_Directive:_ Set the listing down again exactly, please, apart from its pictures.

Some records
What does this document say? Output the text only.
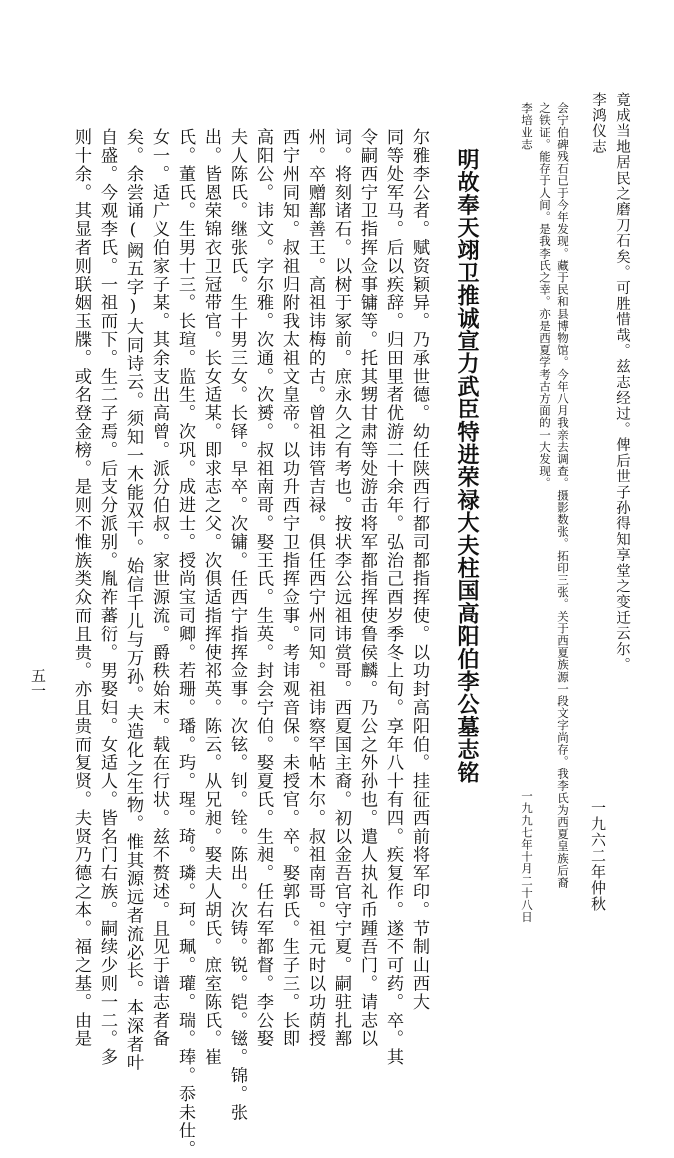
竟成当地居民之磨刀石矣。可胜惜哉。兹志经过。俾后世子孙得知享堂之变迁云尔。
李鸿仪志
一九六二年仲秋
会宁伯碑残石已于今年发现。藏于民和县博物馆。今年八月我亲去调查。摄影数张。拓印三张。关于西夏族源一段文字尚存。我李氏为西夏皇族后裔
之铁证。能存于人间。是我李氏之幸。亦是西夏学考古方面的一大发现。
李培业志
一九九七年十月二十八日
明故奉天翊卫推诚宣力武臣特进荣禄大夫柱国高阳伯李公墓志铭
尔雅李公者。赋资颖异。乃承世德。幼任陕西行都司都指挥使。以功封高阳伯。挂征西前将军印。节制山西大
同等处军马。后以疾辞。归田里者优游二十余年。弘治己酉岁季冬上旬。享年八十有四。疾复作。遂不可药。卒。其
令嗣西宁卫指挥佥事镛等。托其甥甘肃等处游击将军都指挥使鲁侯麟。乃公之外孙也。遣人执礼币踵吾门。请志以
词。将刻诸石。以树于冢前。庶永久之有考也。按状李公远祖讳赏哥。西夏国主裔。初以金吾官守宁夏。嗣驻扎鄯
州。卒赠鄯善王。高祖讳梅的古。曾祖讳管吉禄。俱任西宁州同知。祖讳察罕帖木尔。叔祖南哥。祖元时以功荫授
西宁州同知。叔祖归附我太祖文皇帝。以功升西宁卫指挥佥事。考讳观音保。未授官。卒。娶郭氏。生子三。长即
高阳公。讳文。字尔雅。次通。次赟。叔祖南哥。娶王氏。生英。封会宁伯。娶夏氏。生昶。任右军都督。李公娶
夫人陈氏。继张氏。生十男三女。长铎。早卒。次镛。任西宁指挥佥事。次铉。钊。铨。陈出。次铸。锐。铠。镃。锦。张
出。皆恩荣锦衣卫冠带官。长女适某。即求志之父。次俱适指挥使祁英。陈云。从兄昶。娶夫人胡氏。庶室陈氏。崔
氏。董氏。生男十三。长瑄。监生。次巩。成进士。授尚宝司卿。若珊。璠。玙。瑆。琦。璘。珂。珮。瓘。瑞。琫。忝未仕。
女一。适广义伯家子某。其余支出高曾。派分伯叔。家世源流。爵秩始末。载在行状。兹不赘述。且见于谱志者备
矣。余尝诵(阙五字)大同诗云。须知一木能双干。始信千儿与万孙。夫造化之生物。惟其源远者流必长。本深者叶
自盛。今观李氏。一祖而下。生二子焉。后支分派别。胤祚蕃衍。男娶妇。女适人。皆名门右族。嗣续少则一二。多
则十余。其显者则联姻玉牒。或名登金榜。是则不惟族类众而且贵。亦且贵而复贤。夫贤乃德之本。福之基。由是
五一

_Solution:_
What does this document say? Output the text only.
竟成当地居民之磨刀石矣。可胜惜哉。兹志经过。俾后世子孙得知享堂之变迁云尔。
李鸿仪志
一九六二年仲秋
会宁伯碑残石已于今年发现。藏于民和县博物馆。今年八月我亲去调查。摄影数张。拓印三张。关于西夏族源一段文字尚存。我李氏为西夏皇族后裔
之铁证。能存于人间。是我李氏之幸。亦是西夏学考古方面的一大发现。
李培业志
一九九七年十月二十八日
明故奉天翊卫推诚宣力武臣特进荣禄大夫柱国高阳伯李公墓志铭
尔雅李公者。赋资颖异。乃承世德。幼任陕西行都司都指挥使。以功封高阳伯。挂征西前将军印。节制山西大
同等处军马。后以疾辞。归田里者优游二十余年。弘治己酉岁季冬上旬。享年八十有四。疾复作。遂不可药。卒。其
令嗣西宁卫指挥佥事镛等。托其甥甘肃等处游击将军都指挥使鲁侯麟。乃公之外孙也。遣人执礼币踵吾门。请志以
词。将刻诸石。以树于冢前。庶永久之有考也。按状李公远祖讳赏哥。西夏国主裔。初以金吾官守宁夏。嗣驻扎鄯
州。卒赠鄯善王。高祖讳梅的古。曾祖讳管吉禄。俱任西宁州同知。祖讳察罕帖木尔。叔祖南哥。祖元时以功荫授
西宁州同知。叔祖归附我太祖文皇帝。以功升西宁卫指挥佥事。考讳观音保。未授官。卒。娶郭氏。生子三。长即
高阳公。讳文。字尔雅。次通。次赟。叔祖南哥。娶王氏。生英。封会宁伯。娶夏氏。生昶。任右军都督。李公娶
夫人陈氏。继张氏。生十男三女。长铎。早卒。次镛。任西宁指挥佥事。次铉。钊。铨。陈出。次铸。锐。铠。镃。锦。张
出。皆恩荣锦衣卫冠带官。长女适某。即求志之父。次俱适指挥使祁英。陈云。从兄昶。娶夫人胡氏。庶室陈氏。崔
氏。董氏。生男十三。长瑄。监生。次巩。成进士。授尚宝司卿。若珊。璠。玙。瑆。琦。璘。珂。珮。瓘。瑞。琫。忝未仕。
女一。适广义伯家子某。其余支出高曾。派分伯叔。家世源流。爵秩始末。载在行状。兹不赘述。且见于谱志者备
矣。余尝诵(阙五字)大同诗云。须知一木能双干。始信千儿与万孙。夫造化之生物。惟其源远者流必长。本深者叶
自盛。今观李氏。一祖而下。生二子焉。后支分派别。胤祚蕃衍。男娶妇。女适人。皆名门右族。嗣续少则一二。多
则十余。其显者则联姻玉牒。或名登金榜。是则不惟族类众而且贵。亦且贵而复贤。夫贤乃德之本。福之基。由是
五一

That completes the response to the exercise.